Look through the records that follow. Copy every line containing the word "this".

___ SUPPLIED MATERIAL ___

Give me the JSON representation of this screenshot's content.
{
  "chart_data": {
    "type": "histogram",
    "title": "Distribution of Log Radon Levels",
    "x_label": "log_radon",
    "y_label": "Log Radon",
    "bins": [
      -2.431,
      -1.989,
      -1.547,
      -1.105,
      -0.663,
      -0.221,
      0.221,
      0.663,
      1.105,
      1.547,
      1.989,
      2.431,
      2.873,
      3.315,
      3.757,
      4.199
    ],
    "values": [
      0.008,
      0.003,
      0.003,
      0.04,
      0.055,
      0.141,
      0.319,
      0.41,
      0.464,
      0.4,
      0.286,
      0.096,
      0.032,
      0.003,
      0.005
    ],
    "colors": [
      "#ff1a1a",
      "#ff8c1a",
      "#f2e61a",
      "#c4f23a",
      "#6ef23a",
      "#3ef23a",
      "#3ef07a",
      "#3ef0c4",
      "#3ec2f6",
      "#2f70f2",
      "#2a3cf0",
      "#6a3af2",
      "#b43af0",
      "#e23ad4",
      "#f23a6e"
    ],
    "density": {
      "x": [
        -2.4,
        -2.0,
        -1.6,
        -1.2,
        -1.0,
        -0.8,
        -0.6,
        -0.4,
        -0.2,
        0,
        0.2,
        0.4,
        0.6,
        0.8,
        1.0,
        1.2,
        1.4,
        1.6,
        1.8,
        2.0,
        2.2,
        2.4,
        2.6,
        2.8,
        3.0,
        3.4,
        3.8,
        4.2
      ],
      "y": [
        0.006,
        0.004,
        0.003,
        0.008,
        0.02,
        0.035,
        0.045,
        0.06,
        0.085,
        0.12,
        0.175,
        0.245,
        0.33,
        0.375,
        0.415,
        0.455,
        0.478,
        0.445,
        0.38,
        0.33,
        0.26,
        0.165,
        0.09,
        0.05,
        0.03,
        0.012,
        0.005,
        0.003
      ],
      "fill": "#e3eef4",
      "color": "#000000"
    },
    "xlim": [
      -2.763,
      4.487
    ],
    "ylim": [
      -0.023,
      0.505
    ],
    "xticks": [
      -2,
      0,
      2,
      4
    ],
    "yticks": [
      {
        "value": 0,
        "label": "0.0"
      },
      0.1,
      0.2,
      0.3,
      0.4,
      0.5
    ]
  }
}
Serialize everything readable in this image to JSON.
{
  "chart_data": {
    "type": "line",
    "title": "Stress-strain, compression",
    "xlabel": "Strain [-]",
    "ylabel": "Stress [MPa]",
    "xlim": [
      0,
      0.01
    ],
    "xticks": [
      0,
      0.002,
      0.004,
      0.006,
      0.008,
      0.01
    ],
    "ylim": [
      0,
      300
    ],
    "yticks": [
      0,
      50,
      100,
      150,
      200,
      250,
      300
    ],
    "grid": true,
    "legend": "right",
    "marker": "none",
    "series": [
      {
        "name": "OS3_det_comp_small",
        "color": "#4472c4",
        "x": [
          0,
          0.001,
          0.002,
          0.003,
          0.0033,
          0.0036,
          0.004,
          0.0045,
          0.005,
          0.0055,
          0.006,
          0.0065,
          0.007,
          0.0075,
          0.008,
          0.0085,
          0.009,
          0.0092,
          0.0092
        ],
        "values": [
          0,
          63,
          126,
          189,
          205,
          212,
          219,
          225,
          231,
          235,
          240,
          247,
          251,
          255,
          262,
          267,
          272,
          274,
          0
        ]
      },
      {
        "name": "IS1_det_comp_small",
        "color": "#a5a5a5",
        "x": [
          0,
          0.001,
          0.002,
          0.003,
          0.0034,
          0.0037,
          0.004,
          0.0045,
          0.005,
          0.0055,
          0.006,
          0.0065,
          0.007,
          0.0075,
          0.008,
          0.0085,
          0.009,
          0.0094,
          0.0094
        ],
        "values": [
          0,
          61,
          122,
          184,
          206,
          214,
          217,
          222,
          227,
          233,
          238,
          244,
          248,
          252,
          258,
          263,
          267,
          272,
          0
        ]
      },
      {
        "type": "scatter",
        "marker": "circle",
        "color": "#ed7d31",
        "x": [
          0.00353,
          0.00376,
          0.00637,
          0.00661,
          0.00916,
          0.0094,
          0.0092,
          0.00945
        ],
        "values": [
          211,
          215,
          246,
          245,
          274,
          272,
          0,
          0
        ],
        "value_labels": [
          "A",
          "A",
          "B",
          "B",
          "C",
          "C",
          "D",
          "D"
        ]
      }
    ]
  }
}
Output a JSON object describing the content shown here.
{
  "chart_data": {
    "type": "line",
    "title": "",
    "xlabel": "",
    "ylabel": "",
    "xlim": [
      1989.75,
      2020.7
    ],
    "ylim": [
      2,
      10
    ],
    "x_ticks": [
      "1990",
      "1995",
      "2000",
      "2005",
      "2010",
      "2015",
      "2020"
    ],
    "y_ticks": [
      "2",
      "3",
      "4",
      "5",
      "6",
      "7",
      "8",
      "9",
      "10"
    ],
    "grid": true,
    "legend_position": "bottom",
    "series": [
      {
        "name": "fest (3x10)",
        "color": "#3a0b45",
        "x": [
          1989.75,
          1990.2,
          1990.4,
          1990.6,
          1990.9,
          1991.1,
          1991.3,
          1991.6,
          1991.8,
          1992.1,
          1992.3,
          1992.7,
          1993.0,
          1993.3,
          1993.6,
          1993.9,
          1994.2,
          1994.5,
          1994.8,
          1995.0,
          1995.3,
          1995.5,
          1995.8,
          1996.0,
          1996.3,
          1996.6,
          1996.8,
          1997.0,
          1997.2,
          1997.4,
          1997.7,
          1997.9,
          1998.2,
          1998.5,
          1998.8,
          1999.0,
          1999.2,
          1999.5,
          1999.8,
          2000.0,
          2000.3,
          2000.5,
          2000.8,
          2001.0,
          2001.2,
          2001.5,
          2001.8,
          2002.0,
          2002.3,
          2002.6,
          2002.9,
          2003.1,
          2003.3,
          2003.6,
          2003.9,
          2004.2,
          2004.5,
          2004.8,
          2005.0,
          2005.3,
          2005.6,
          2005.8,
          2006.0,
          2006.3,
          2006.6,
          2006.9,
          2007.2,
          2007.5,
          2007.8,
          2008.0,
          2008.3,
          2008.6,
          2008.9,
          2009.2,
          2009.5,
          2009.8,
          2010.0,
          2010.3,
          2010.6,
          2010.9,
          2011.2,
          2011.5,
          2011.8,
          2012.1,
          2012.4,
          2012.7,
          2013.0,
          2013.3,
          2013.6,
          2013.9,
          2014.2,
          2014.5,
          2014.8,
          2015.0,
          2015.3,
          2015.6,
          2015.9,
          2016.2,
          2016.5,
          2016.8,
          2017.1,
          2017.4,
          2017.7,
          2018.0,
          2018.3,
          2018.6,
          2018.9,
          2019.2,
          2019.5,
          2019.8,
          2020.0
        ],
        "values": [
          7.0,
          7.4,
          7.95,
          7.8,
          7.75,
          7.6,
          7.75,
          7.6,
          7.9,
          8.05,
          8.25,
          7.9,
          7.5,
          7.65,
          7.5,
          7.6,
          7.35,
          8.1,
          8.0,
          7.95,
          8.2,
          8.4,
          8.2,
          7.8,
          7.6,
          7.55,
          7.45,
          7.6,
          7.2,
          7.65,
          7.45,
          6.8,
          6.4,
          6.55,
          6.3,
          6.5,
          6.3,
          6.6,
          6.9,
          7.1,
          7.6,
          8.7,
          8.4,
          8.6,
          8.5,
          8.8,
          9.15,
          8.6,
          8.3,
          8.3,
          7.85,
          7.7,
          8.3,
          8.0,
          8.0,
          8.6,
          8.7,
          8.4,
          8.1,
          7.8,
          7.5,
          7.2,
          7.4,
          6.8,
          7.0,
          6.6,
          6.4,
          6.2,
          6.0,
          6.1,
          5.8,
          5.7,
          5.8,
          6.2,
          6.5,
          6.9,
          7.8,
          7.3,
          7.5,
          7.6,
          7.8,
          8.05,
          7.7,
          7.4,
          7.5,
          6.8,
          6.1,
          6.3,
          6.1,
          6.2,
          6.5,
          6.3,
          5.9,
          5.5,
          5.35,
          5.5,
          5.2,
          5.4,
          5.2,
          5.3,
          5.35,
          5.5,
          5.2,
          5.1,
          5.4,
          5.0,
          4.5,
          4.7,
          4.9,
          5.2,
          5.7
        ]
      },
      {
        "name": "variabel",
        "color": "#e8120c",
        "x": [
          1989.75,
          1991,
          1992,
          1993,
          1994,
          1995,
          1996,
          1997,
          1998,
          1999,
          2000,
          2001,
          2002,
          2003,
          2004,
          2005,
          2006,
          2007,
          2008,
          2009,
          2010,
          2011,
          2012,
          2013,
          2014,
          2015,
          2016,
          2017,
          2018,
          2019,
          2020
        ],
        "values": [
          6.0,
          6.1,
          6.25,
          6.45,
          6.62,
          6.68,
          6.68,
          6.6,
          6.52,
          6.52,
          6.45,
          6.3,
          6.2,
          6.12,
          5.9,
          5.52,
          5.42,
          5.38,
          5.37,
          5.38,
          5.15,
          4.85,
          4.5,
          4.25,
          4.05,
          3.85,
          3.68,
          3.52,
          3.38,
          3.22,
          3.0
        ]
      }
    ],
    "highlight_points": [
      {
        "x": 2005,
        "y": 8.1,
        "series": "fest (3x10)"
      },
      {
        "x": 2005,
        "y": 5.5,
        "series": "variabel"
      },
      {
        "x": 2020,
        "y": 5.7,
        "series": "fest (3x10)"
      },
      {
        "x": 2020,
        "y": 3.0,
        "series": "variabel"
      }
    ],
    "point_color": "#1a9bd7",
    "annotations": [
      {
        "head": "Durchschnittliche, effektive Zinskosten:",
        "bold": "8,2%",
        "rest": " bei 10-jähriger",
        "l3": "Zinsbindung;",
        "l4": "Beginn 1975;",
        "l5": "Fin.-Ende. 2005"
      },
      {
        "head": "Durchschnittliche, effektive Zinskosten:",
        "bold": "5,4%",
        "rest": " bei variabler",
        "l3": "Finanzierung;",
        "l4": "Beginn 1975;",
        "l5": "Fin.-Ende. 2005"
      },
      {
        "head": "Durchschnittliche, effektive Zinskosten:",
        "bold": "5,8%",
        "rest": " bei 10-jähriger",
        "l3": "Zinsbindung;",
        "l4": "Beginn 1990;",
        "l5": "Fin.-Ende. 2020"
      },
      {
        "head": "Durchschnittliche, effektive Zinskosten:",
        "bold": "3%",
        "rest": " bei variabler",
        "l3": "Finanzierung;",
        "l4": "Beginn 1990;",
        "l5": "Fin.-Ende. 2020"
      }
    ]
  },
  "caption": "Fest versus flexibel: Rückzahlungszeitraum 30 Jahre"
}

___

**RESPONSE**
Give me the JSON representation of this screenshot's content.
Serialize everything readable in this image to JSON.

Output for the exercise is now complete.